EXERCISE INSTRUCTIONS
Each entry that follows must be output without any deviation.

SUPPLIED DATA
--- --- ---
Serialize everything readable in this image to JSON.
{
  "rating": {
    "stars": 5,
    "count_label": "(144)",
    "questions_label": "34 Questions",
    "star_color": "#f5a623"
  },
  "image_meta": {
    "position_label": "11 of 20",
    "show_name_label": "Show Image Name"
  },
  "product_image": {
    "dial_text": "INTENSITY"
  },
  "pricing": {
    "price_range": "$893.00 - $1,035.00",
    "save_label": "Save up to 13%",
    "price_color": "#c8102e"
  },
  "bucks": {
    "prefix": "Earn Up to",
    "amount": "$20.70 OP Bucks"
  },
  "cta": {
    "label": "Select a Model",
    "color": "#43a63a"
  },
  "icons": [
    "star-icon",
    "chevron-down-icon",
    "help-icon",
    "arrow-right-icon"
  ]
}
--- --- ---
WORKED SOLUTION
Serialize everything readable in this image to JSON.
{
  "rating": {
    "stars": 5,
    "count_label": "(144)",
    "questions_label": "34 Questions",
    "star_color": "#f5a623"
  },
  "image_meta": {
    "position_label": "11 of 20",
    "show_name_label": "Show Image Name"
  },
  "product_image": {
    "dial_text": "INTENSITY"
  },
  "pricing": {
    "price_range": "$893.00 - $1,035.00",
    "save_label": "Save up to 13%",
    "price_color": "#c8102e"
  },
  "bucks": {
    "prefix": "Earn Up to",
    "amount": "$20.70 OP Bucks"
  },
  "cta": {
    "label": "Select a Model",
    "color": "#43a63a"
  },
  "icons": [
    "star-icon",
    "chevron-down-icon",
    "help-icon",
    "arrow-right-icon"
  ]
}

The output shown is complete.